EXERCISE: Make an exact copy of the data below, leaving out every picture.

DATASET EXCERPTS:

__________________________________________________

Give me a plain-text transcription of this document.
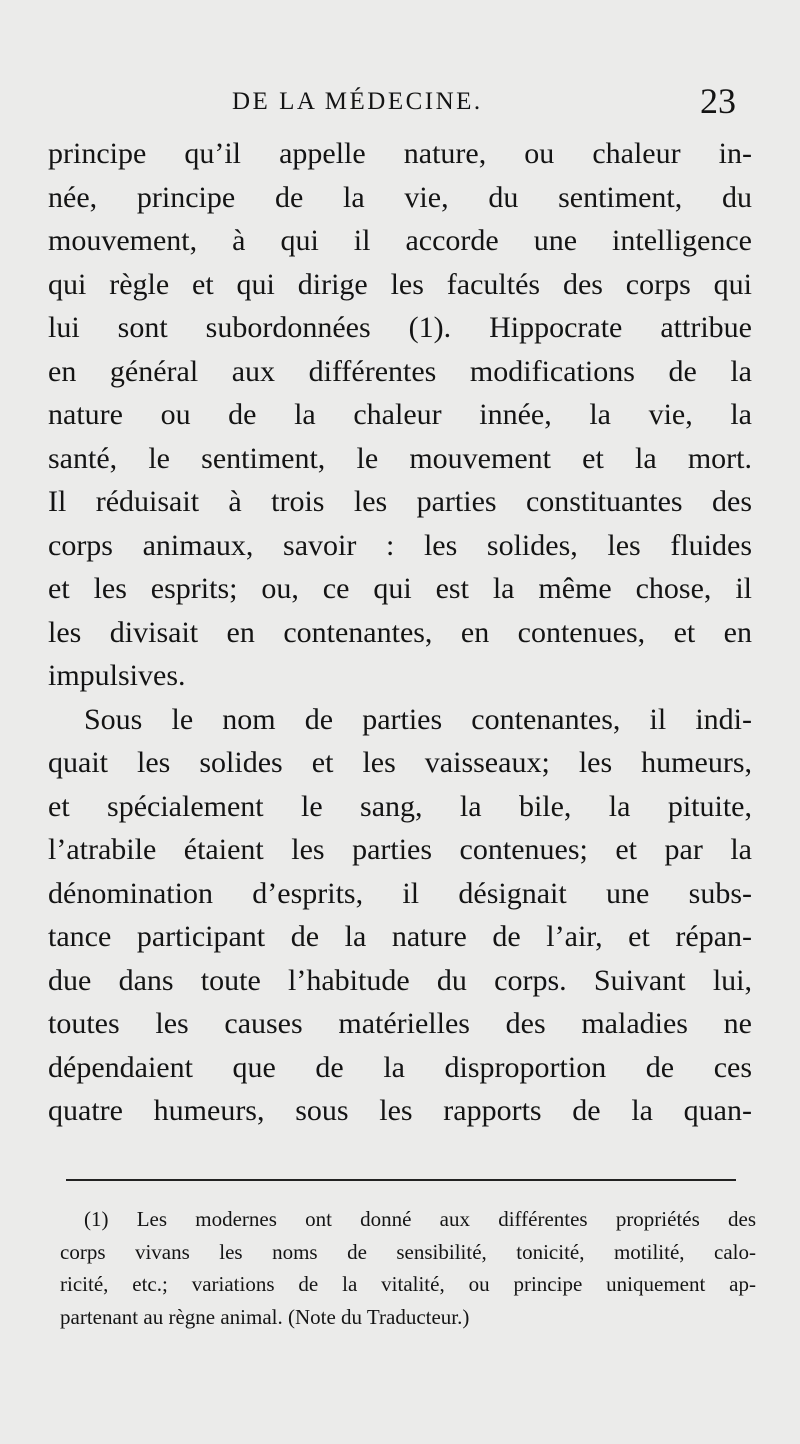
DE LA MÉDECINE.	23
principe qu’il appelle nature, ou chaleur in-
née, principe de la vie, du sentiment, du
mouvement, à qui il accorde une intelligence
qui règle et qui dirige les facultés des corps qui
lui sont subordonnées (1). Hippocrate attribue
en général aux différentes modifications de la
nature ou de la chaleur innée, la vie, la
santé, le sentiment, le mouvement et la mort.
Il réduisait à trois les parties constituantes des
corps animaux, savoir : les solides, les fluides
et les esprits; ou, ce qui est la même chose, il
les divisait en contenantes, en contenues, et en
impulsives.
Sous le nom de parties contenantes, il indi-
quait les solides et les vaisseaux; les humeurs,
et spécialement le sang, la bile, la pituite,
l’atrabile étaient les parties contenues; et par la
dénomination d’esprits, il désignait une subs-
tance participant de la nature de l’air, et répan-
due dans toute l’habitude du corps. Suivant lui,
toutes les causes matérielles des maladies ne
dépendaient que de la disproportion de ces
quatre humeurs, sous les rapports de la quan-
(1) Les modernes ont donné aux différentes propriétés des
corps vivans les noms de sensibilité, tonicité, motilité, calo-
ricité, etc.; variations de la vitalité, ou principe uniquement ap-
partenant au règne animal. (Note du Traducteur.)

__________________________________________________

COMPLETE ANSWER:
Give me a plain-text transcription of this document.
DE LA MÉDECINE.	23
principe qu’il appelle nature, ou chaleur in-
née, principe de la vie, du sentiment, du
mouvement, à qui il accorde une intelligence
qui règle et qui dirige les facultés des corps qui
lui sont subordonnées (1). Hippocrate attribue
en général aux différentes modifications de la
nature ou de la chaleur innée, la vie, la
santé, le sentiment, le mouvement et la mort.
Il réduisait à trois les parties constituantes des
corps animaux, savoir : les solides, les fluides
et les esprits; ou, ce qui est la même chose, il
les divisait en contenantes, en contenues, et en
impulsives.
Sous le nom de parties contenantes, il indi-
quait les solides et les vaisseaux; les humeurs,
et spécialement le sang, la bile, la pituite,
l’atrabile étaient les parties contenues; et par la
dénomination d’esprits, il désignait une subs-
tance participant de la nature de l’air, et répan-
due dans toute l’habitude du corps. Suivant lui,
toutes les causes matérielles des maladies ne
dépendaient que de la disproportion de ces
quatre humeurs, sous les rapports de la quan-
(1) Les modernes ont donné aux différentes propriétés des
corps vivans les noms de sensibilité, tonicité, motilité, calo-
ricité, etc.; variations de la vitalité, ou principe uniquement ap-
partenant au règne animal. (Note du Traducteur.)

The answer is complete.